[TEXTO PROPORCIONADO]
══════════

El Museo d’Orsay es uno de los espacios culturales más importantes de París. Recibe alrededor de 3 millones de visitantes por año y en sus 80 salas de exposición pueden apreciarse unas 4000 obras, entre las que se encuentran El origen del Mundo, el cuadro de Gustave Courbet, obra de 1866 que escandalizó a su tiempo y que, incluso, estuvo en una bóveda hasta 1995. Bueno, si se lleva escote, esta obra como las de Van Gogh Almuerzo sobre la hierba, otra pieza que tuvo su escandalete, de Manet no se pueden apreciar.

Así lo denunció una visitante con una carta abierta en Twitter, donde asegura que no le permitieron el ingreso debido a su ropa y acusa al espacio de discriminación y sexismo.

"El Origen del mundo" de Courbet se encuentra el Museo d?orsay(AFP / SEBASTIEN BOZON)“El Origen del mundo” de Courbet se encuentra el Museo de Orsay

De acuerdo a la estudiante de literatura, cuyo nombre solo se dio como Jeanne, un funcionario se acercó y le dijo “las reglas son reglas” y le ordenó que se cubriera el escote de su vestido, de marca Shein de 17 euros, si quería que le permitieran entrar al museo.

“Al llegar a la entrada del museo, ni siquiera tuve tiempo de sacar mi boleto cuando la vista de mis pechos y mi vestido escotado sorprendió al agente a cargo de verificar las reservas”, escribió, acompañada por una foto de ella con el vestido. “Se fue, cantando ‘ah, no, eso no será posible, eso no es posible, eso no funcionará. A estas alturas no tenía idea de que mi escote se había convertido en la causa de todo este drama “, escribió.

Además, explica que preguntó que estaba sucediendo, cuál era la razón por la que no podía ingresar y nadie le respondía, solo miraban su escote: “Pregunté qué estaba pasando pero nadie respondió. Miran mis pechos … Realmente no entendí lo que estaba pasando”.

══════════

[CONSIGNA 1] Según el texto sobre el Museo d’Orsay, ¿cuántas salas de exposición tiene el museo?
[CONSIGNA 2] Resume en una sola oración el párrafo del texto sobre el Museo d’Orsay que empieza con "De acuerdo a la estudiante de literatura".
El material no tiene relación con el texto.

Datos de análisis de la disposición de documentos

══════════

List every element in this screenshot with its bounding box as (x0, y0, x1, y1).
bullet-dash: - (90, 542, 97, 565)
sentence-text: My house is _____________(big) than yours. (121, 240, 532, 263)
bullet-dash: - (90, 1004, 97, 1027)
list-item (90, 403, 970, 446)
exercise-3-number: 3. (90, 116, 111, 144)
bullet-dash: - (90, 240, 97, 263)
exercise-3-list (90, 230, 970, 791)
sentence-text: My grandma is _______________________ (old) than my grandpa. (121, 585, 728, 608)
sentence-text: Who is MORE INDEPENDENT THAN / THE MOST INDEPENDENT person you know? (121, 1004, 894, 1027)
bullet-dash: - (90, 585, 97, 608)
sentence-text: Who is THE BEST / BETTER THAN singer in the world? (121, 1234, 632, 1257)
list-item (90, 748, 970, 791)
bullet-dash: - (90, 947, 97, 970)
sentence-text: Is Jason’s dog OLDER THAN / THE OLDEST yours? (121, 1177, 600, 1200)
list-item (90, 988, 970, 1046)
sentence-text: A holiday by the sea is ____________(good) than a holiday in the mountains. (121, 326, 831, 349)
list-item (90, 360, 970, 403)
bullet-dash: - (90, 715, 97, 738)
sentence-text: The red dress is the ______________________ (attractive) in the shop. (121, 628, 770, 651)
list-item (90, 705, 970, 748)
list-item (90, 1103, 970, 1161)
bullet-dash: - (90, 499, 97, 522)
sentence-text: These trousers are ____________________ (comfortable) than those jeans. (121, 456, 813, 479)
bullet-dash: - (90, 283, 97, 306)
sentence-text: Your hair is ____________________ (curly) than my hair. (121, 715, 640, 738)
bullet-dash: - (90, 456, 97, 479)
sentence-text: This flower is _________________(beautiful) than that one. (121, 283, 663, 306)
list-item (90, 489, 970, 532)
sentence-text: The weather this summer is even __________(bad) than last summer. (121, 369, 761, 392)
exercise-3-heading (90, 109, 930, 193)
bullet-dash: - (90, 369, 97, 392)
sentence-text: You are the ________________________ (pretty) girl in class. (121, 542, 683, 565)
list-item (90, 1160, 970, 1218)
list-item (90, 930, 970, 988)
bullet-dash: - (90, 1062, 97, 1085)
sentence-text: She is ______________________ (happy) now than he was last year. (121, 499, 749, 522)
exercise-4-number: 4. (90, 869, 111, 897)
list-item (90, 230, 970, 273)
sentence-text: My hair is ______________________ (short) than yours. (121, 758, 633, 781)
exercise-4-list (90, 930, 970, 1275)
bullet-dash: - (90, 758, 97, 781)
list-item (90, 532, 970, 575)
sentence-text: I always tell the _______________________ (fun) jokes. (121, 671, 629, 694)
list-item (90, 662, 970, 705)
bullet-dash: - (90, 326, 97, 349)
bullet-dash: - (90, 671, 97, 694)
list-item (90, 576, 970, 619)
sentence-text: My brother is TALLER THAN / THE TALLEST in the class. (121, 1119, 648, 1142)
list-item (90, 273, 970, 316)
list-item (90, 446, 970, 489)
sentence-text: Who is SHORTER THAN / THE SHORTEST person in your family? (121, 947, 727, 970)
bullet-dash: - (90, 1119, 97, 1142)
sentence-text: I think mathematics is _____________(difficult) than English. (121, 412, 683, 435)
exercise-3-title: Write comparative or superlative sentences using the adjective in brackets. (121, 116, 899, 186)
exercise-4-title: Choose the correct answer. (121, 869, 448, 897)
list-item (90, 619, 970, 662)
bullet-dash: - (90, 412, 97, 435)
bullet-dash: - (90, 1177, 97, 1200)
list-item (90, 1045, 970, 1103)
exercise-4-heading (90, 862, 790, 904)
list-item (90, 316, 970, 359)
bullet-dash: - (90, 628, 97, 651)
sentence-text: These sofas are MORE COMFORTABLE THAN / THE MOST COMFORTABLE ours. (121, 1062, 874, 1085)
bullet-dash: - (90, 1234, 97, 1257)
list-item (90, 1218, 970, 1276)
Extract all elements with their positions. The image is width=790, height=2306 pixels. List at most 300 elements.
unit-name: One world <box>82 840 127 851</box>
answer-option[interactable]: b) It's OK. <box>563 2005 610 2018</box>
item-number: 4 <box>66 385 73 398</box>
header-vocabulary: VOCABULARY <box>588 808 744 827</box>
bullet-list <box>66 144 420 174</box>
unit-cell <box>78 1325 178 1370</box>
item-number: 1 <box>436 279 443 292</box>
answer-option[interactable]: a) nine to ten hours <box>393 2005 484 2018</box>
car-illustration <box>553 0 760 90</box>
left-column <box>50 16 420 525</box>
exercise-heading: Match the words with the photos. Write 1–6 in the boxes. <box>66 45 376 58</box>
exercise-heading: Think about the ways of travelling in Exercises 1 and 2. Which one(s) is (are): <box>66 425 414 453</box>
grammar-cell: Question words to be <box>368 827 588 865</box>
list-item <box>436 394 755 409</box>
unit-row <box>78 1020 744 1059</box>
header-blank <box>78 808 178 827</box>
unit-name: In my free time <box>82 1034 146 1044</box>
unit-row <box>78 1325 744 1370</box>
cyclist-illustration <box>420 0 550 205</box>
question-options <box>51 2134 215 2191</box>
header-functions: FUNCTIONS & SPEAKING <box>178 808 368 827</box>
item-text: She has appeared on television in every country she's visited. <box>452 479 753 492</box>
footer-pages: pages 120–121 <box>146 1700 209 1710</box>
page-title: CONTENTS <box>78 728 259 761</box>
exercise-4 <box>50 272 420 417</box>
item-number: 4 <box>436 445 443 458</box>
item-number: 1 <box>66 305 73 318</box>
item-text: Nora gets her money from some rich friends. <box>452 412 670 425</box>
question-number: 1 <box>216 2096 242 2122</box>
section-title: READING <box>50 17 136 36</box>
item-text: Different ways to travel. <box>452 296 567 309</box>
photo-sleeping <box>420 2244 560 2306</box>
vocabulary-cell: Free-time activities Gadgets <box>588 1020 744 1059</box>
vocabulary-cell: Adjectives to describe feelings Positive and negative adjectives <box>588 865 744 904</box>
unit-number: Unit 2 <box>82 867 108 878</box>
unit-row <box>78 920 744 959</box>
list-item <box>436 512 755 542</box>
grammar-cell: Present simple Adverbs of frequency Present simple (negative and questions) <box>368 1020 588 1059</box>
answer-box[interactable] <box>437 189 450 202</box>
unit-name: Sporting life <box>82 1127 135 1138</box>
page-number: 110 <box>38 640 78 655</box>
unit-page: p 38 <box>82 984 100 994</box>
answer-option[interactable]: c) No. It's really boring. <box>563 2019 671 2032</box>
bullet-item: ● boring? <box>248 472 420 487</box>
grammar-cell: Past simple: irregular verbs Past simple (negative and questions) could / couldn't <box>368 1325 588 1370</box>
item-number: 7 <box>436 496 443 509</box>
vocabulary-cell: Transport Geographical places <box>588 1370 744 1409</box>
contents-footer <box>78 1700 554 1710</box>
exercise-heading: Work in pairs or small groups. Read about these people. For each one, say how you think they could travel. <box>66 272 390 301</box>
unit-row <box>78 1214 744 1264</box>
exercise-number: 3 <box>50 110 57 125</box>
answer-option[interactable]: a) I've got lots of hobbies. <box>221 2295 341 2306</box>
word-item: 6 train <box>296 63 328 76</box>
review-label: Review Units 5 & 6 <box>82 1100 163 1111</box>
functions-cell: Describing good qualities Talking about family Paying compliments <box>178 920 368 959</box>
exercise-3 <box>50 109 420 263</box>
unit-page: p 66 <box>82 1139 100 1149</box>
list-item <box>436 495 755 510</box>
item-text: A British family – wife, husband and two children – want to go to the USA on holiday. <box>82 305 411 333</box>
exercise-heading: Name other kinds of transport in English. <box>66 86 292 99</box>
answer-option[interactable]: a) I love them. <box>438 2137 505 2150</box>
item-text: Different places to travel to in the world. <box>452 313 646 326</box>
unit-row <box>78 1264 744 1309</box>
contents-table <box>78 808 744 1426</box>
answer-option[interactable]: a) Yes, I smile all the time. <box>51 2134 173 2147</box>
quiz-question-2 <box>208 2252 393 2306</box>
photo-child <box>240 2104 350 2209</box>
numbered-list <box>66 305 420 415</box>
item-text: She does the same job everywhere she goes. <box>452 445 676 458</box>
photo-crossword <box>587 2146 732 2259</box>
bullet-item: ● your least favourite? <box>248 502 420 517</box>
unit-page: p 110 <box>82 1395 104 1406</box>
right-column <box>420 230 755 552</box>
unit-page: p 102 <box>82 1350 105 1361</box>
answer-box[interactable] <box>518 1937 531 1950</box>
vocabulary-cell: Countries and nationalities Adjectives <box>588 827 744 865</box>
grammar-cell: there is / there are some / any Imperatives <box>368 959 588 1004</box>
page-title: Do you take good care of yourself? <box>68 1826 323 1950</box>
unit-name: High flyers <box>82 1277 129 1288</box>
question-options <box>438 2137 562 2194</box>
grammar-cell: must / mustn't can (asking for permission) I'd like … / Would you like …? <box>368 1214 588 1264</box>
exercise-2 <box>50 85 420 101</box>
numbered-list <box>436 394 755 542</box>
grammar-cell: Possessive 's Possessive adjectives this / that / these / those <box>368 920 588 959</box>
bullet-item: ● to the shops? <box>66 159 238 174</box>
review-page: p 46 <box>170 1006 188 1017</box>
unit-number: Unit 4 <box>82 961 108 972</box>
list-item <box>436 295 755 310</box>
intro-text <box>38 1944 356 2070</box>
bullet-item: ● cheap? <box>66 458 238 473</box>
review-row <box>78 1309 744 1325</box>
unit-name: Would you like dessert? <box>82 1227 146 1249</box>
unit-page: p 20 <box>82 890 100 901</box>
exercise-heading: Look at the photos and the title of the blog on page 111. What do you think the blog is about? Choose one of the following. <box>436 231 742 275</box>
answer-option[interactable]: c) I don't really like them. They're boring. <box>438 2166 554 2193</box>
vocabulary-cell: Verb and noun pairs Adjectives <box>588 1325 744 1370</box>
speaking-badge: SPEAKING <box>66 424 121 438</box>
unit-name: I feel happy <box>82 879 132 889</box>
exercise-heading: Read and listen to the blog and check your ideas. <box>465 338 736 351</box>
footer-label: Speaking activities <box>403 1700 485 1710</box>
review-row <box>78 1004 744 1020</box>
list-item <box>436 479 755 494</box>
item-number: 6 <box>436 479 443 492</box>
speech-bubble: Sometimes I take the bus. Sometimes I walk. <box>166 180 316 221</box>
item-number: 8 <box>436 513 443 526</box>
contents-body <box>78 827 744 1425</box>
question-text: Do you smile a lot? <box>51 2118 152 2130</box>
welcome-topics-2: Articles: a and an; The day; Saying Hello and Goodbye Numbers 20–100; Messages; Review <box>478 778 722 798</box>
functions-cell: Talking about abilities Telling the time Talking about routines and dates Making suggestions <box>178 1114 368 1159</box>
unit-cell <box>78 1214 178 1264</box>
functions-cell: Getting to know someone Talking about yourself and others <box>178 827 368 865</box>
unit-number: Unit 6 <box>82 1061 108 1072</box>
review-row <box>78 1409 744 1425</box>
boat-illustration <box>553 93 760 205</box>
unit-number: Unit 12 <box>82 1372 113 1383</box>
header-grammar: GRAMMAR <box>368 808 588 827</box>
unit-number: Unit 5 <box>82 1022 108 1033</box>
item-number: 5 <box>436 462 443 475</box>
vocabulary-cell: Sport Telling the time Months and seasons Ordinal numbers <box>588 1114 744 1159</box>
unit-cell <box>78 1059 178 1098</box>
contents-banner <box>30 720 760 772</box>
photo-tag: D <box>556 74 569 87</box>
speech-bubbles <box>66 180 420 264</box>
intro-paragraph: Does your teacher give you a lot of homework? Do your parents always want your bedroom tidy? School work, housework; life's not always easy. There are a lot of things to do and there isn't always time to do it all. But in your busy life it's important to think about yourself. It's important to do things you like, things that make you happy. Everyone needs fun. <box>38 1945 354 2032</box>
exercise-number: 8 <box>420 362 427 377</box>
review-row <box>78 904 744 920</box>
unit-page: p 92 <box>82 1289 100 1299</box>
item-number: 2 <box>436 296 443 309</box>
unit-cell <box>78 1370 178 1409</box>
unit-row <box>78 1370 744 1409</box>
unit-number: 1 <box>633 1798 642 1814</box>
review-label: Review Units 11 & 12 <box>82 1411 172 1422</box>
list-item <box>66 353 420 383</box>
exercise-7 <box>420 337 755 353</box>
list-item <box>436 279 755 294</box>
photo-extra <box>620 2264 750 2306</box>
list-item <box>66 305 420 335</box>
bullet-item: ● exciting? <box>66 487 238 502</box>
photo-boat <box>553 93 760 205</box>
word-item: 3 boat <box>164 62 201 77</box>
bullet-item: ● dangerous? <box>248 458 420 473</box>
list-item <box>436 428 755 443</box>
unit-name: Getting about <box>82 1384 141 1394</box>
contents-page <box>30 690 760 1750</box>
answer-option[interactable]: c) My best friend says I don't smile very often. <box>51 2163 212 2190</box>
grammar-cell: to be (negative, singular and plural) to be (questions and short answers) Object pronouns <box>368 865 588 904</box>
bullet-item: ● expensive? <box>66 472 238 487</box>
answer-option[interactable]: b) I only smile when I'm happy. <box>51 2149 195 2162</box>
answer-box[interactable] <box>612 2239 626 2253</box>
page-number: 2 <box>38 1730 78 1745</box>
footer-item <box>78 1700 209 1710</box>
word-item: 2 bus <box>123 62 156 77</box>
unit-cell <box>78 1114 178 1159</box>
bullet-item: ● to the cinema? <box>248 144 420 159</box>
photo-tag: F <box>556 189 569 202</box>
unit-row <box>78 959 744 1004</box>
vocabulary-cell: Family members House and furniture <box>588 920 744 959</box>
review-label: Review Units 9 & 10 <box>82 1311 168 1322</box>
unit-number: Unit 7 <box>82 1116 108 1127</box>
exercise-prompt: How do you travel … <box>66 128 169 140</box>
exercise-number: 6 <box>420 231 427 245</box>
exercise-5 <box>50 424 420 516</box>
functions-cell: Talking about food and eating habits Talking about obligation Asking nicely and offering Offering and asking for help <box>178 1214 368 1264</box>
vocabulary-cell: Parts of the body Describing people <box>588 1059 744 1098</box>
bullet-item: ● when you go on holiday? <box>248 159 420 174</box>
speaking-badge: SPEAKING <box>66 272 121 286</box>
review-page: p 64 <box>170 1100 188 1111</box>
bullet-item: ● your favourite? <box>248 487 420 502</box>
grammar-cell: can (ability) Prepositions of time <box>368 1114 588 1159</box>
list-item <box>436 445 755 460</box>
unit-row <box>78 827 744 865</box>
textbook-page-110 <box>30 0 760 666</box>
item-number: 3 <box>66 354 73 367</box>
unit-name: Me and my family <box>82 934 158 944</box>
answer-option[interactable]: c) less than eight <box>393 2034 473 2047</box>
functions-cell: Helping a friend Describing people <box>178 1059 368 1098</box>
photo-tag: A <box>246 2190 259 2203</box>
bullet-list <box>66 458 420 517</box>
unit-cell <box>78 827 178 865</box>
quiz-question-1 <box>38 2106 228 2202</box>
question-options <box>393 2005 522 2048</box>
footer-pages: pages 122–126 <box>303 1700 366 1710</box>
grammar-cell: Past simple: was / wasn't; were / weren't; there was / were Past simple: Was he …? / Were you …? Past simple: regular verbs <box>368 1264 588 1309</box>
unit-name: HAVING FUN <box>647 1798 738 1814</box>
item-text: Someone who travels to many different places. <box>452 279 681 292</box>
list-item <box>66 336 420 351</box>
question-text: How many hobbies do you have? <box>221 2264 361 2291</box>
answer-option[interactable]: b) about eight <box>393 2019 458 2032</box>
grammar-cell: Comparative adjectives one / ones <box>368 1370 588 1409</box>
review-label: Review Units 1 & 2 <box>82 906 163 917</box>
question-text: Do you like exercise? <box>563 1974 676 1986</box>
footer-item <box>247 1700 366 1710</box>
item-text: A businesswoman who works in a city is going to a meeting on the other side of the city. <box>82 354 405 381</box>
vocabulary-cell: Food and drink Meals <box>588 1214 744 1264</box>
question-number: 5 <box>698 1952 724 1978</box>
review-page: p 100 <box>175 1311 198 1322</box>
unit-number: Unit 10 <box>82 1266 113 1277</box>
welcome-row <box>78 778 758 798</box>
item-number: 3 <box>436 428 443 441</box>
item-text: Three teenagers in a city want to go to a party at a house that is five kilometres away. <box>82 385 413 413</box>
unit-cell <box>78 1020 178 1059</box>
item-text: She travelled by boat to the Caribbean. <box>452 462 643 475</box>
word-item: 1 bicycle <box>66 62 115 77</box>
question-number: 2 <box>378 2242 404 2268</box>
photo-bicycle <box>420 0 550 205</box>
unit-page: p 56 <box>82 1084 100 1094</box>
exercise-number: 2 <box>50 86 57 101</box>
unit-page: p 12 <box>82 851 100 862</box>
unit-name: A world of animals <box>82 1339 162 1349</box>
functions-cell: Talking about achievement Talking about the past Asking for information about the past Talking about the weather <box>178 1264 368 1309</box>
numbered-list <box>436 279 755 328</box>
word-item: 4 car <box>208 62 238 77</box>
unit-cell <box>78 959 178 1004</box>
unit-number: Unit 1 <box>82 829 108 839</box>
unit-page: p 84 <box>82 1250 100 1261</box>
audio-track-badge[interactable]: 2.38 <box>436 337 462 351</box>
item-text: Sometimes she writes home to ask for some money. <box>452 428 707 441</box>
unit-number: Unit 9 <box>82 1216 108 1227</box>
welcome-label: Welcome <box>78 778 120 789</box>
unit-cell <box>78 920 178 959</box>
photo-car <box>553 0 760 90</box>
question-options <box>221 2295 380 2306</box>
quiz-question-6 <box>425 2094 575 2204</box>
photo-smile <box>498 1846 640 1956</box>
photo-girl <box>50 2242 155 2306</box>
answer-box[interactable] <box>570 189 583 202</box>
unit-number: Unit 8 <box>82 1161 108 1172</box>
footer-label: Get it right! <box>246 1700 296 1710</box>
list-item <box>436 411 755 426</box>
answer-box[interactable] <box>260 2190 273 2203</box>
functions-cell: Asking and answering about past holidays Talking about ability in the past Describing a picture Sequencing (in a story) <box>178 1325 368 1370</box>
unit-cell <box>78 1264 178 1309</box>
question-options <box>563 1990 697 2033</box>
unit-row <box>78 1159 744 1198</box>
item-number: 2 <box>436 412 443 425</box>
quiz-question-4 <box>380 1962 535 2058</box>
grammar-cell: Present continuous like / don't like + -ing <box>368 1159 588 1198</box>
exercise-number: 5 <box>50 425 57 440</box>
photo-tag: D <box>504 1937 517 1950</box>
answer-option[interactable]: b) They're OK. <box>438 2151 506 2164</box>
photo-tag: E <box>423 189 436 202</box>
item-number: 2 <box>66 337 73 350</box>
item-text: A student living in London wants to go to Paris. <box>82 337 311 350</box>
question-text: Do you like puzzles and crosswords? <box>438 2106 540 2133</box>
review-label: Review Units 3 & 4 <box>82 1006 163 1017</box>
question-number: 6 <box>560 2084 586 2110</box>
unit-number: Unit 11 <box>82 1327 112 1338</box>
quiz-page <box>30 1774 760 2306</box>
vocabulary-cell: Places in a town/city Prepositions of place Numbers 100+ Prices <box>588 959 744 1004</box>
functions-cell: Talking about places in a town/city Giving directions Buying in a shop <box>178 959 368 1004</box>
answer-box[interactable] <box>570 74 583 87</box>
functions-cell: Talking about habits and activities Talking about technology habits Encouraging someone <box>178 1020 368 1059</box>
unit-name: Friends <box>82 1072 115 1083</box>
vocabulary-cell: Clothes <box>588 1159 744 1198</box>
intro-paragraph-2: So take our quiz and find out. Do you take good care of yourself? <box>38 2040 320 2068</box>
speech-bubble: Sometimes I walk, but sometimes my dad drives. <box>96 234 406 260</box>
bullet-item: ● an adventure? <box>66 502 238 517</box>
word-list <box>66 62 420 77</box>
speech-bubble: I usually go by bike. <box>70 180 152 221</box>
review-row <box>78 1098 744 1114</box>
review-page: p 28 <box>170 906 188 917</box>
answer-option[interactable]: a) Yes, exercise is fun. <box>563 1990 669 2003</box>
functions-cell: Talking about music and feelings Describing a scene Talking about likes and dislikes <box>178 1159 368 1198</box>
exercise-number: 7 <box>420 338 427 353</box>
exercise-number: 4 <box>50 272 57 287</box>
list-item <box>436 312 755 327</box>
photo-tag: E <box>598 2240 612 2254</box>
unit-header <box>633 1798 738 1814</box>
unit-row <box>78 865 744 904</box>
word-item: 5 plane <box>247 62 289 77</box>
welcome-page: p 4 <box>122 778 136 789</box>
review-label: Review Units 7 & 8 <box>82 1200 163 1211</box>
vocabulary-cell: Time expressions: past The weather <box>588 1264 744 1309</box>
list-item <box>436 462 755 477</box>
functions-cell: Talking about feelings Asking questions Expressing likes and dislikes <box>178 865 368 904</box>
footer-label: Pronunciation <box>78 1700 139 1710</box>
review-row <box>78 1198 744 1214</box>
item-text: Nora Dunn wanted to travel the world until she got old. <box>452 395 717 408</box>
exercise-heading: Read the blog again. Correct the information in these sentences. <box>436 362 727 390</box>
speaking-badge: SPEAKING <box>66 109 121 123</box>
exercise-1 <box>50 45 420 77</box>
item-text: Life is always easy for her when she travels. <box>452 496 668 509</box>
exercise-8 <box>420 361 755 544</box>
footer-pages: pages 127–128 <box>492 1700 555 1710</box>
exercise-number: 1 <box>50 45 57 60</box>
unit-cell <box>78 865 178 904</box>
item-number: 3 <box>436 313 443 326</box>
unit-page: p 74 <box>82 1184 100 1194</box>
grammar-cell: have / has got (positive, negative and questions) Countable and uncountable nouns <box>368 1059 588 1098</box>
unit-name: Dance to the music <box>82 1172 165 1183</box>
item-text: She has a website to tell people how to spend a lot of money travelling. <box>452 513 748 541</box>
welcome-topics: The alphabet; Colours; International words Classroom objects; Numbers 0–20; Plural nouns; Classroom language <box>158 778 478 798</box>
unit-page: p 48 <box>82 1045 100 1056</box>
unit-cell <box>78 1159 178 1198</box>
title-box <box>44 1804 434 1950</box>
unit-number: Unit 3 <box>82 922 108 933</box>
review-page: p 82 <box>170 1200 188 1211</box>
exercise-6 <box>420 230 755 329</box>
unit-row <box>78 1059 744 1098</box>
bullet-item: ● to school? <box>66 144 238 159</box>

══════════

[TU SOLUCIÓN 1] Tiene 80 salas de exposición.

[TU SOLUCIÓN 2] Según Jeanne, estudiante de literatura, un funcionario le dijo que "las reglas son reglas" y le exigió cubrir el escote de su vestido Shein de 17 euros para poder entrar al museo.